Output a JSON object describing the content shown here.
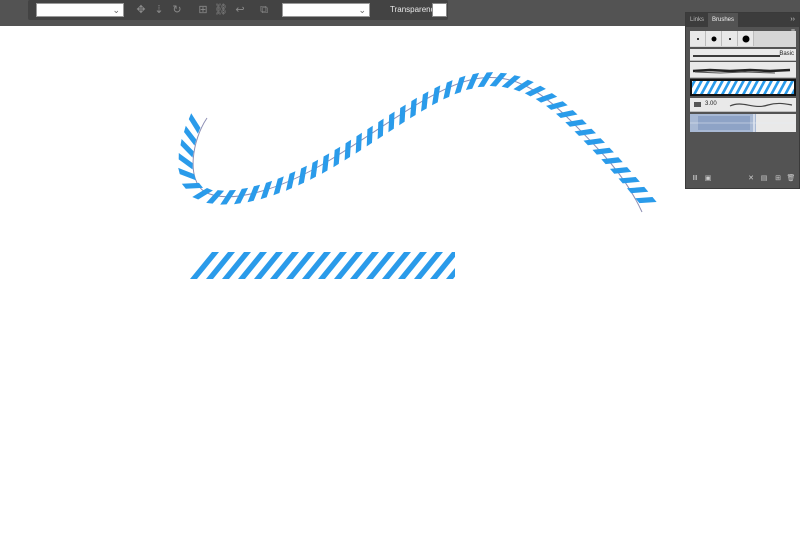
{
  "toolbar": {
    "style_dropdown_value": "",
    "blend_dropdown_value": "",
    "transparency_label": "Transparency",
    "icons": [
      "move-icon",
      "anchor-icon",
      "rotate-icon",
      "isolate-icon",
      "link-icon",
      "return-icon",
      "symbol-icon"
    ]
  },
  "panel": {
    "tabs": [
      "Links",
      "Brushes"
    ],
    "active_tab": "Brushes",
    "basic_label": "Basic",
    "stroke_size": "3.00",
    "dot_brushes": [
      "tiny-dot",
      "medium-dot",
      "small-dot",
      "large-dot"
    ],
    "footer_icons": [
      "brush-libraries-icon",
      "libraries-panel-icon",
      "remove-stroke-icon",
      "brush-options-icon",
      "new-brush-icon",
      "delete-brush-icon"
    ]
  },
  "canvas": {
    "stroke_color": "#2a9bea",
    "path_color": "#8e8fb4"
  },
  "colors": {
    "toolbar_bg": "#535353",
    "panel_bg": "#535353",
    "accent": "#2a9bea"
  }
}
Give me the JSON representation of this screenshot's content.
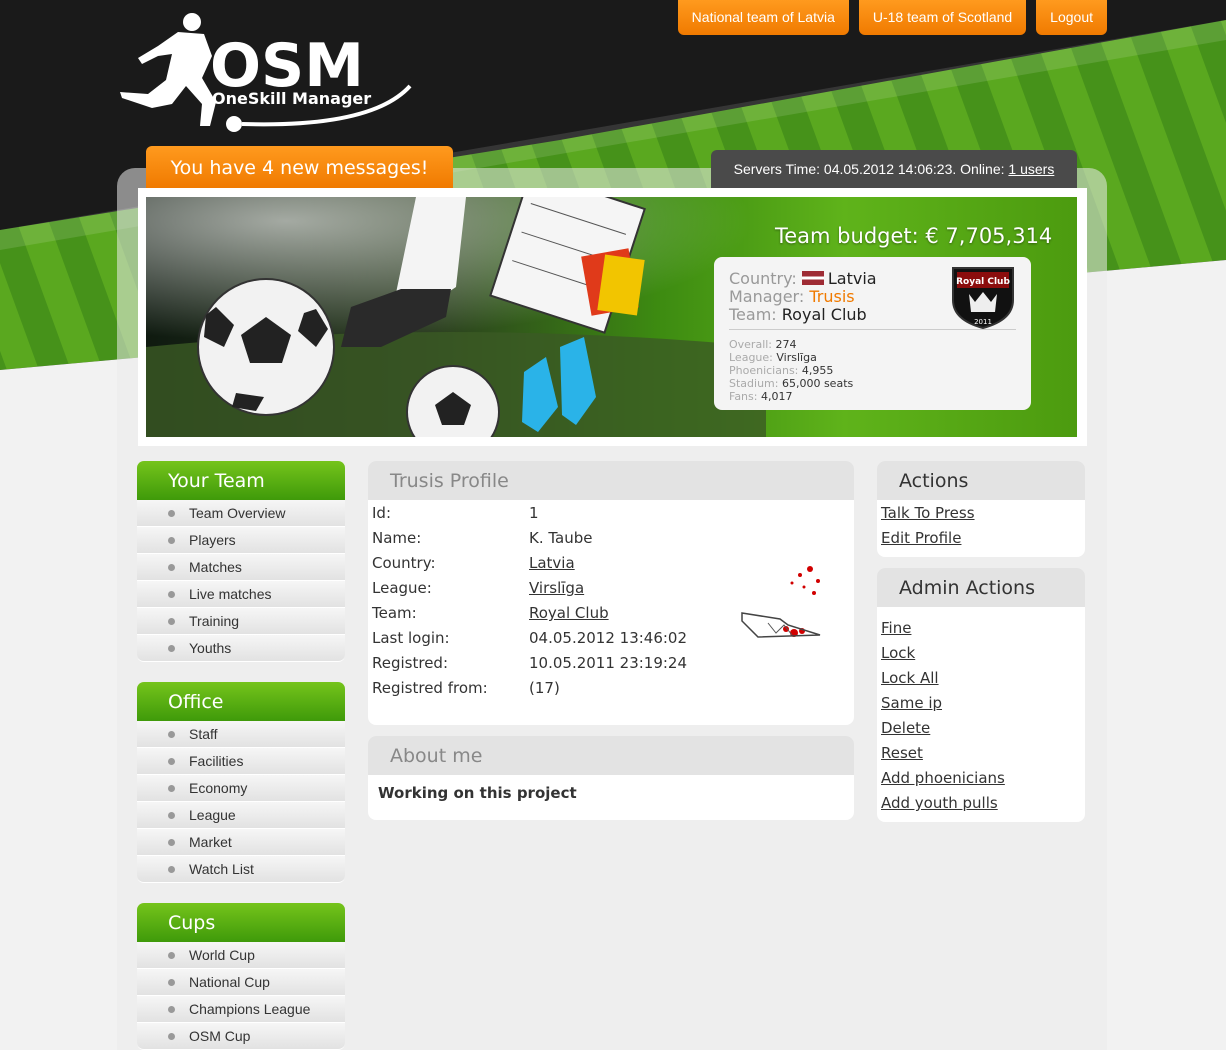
{
  "app": {
    "logo_title": "OSM",
    "logo_subtitle": "OneSkill Manager"
  },
  "top_nav": [
    {
      "label": "National team of Latvia"
    },
    {
      "label": "U-18 team of Scotland"
    },
    {
      "label": "Logout"
    }
  ],
  "messages": {
    "label": "You have 4 new messages!"
  },
  "server": {
    "prefix": "Servers Time: 04.05.2012 14:06:23. Online: ",
    "online_link": "1 users"
  },
  "banner": {
    "budget": "Team budget: € 7,705,314",
    "country_label": "Country:",
    "country_value": "Latvia",
    "manager_label": "Manager:",
    "manager_value": "Trusis",
    "team_label": "Team:",
    "team_value": "Royal Club",
    "crest_name": "Royal Club",
    "crest_year": "2011",
    "stats": [
      {
        "label": "Overall:",
        "value": "274"
      },
      {
        "label": "League:",
        "value": "Virslīga"
      },
      {
        "label": "Phoenicians:",
        "value": "4,955"
      },
      {
        "label": "Stadium:",
        "value": "65,000 seats"
      },
      {
        "label": "Fans:",
        "value": "4,017"
      }
    ]
  },
  "menus": {
    "your_team": {
      "title": "Your Team",
      "items": [
        "Team Overview",
        "Players",
        "Matches",
        "Live matches",
        "Training",
        "Youths"
      ]
    },
    "office": {
      "title": "Office",
      "items": [
        "Staff",
        "Facilities",
        "Economy",
        "League",
        "Market",
        "Watch List"
      ]
    },
    "cups": {
      "title": "Cups",
      "items": [
        "World Cup",
        "National Cup",
        "Champions League",
        "OSM Cup"
      ]
    }
  },
  "profile": {
    "title": "Trusis Profile",
    "rows": [
      {
        "label": "Id:",
        "value": "1"
      },
      {
        "label": "Name:",
        "value": "K. Taube"
      },
      {
        "label": "Country:",
        "value": "Latvia"
      },
      {
        "label": "League:",
        "value": "Virslīga"
      },
      {
        "label": "Team:",
        "value": "Royal Club"
      },
      {
        "label": "Last login:",
        "value": "04.05.2012 13:46:02"
      },
      {
        "label": "Registred:",
        "value": "10.05.2011 23:19:24"
      },
      {
        "label": "Registred from:",
        "value": "(17)"
      }
    ]
  },
  "about": {
    "title": "About me",
    "text": "Working on this project"
  },
  "actions": {
    "title": "Actions",
    "links": [
      "Talk To Press",
      "Edit Profile"
    ]
  },
  "admin_actions": {
    "title": "Admin Actions",
    "links": [
      "Fine",
      "Lock",
      "Lock All",
      "Same ip",
      "Delete",
      "Reset",
      "Add phoenicians",
      "Add youth pulls"
    ]
  },
  "colors": {
    "orange": "#f07a00",
    "green": "#4fa80f",
    "dark": "#1a1a1a"
  }
}
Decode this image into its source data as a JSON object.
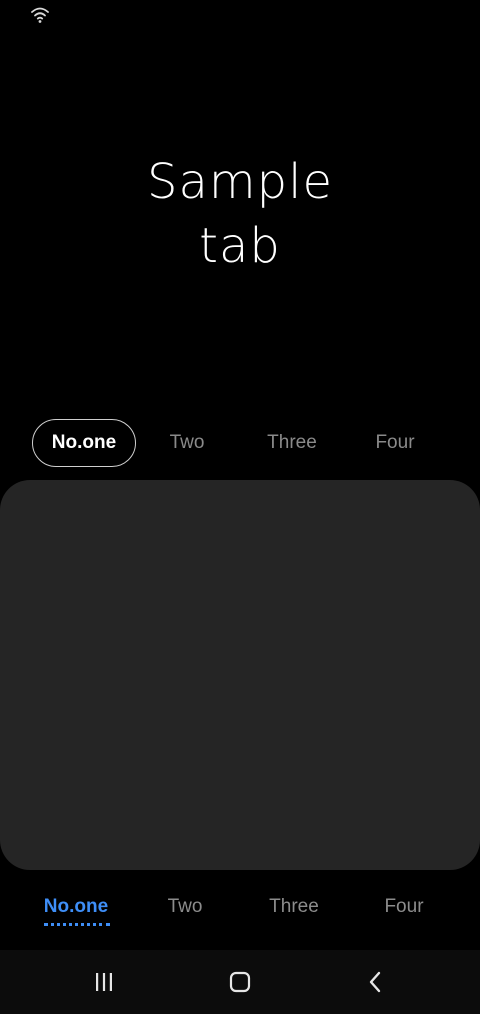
{
  "status_bar": {
    "icons": [
      "wifi-icon"
    ]
  },
  "header": {
    "title_lines": [
      "Sample",
      "tab"
    ]
  },
  "top_tabs": {
    "items": [
      {
        "label": "No.one",
        "selected": true
      },
      {
        "label": "Two",
        "selected": false
      },
      {
        "label": "Three",
        "selected": false
      },
      {
        "label": "Four",
        "selected": false
      }
    ]
  },
  "bottom_tabs": {
    "items": [
      {
        "label": "No.one",
        "selected": true
      },
      {
        "label": "Two",
        "selected": false
      },
      {
        "label": "Three",
        "selected": false
      },
      {
        "label": "Four",
        "selected": false
      }
    ]
  },
  "nav_bar": {
    "icons": [
      "recent-apps-icon",
      "home-icon",
      "back-icon"
    ]
  },
  "colors": {
    "background": "#000000",
    "card": "#252525",
    "accent": "#3e8ef7",
    "inactive_text": "#8a8a8a",
    "nav_bar": "#0c0c0c"
  }
}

☆ ☆ ☆ ☆ ☆ ☆ ☆

#### Task description:
Using the listing, collect all lines in which the string "this" is found.

#### Solution:
Give me the JSON representation of this screenshot's content.
    "text": "Working on this project"
Decode this image into its source data as a JSON object.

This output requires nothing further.